• _WHAT YOU NEED TO DO_
Below are the records; collect from them each line containing the string "Normal".

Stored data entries
☆ ☆ ☆ ☆
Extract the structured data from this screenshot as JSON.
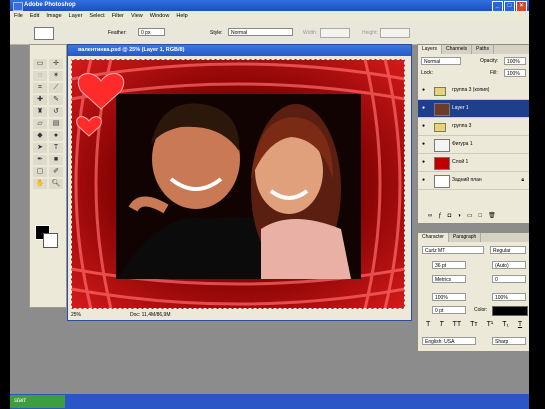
{
  "app": {
    "title": "Adobe Photoshop"
  },
  "menu": [
    "File",
    "Edit",
    "Image",
    "Layer",
    "Select",
    "Filter",
    "View",
    "Window",
    "Help"
  ],
  "options": {
    "feather_label": "Feather:",
    "feather_value": "0 px",
    "style_label": "Style:",
    "style_value": "Normal",
    "width_label": "Width:",
    "height_label": "Height:"
  },
  "document": {
    "title": "валентинка.psd @ 25% (Layer 1, RGB/8)",
    "zoom": "25%",
    "info": "Doc: 11,4M/86,9M"
  },
  "layers_panel": {
    "tabs": [
      "Layers",
      "Channels",
      "Paths"
    ],
    "blend_mode": "Normal",
    "opacity_label": "Opacity:",
    "opacity": "100%",
    "lock_label": "Lock:",
    "fill_label": "Fill:",
    "fill": "100%",
    "layers": [
      {
        "name": "группа 3 (копия)",
        "selected": false
      },
      {
        "name": "Layer 1",
        "selected": true
      },
      {
        "name": "группа 3",
        "selected": false
      },
      {
        "name": "Фигура 1",
        "selected": false
      },
      {
        "name": "Слой 1",
        "selected": false
      },
      {
        "name": "Задний план",
        "selected": false
      }
    ]
  },
  "character_panel": {
    "tabs": [
      "Character",
      "Paragraph"
    ],
    "font_family": "Curlz MT",
    "font_style": "Regular",
    "font_size": "36 pt",
    "leading": "(Auto)",
    "kerning": "Metrics",
    "tracking": "0",
    "vscale": "100%",
    "hscale": "100%",
    "baseline": "0 pt",
    "color_label": "Color:",
    "language": "English: USA",
    "antialias": "Sharp"
  },
  "taskbar": {
    "start_label": "start"
  }
}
☆ ☆ ☆ ☆
• _RIGHT ANSWER_
    "style_value": "Normal",
    "blend_mode": "Normal",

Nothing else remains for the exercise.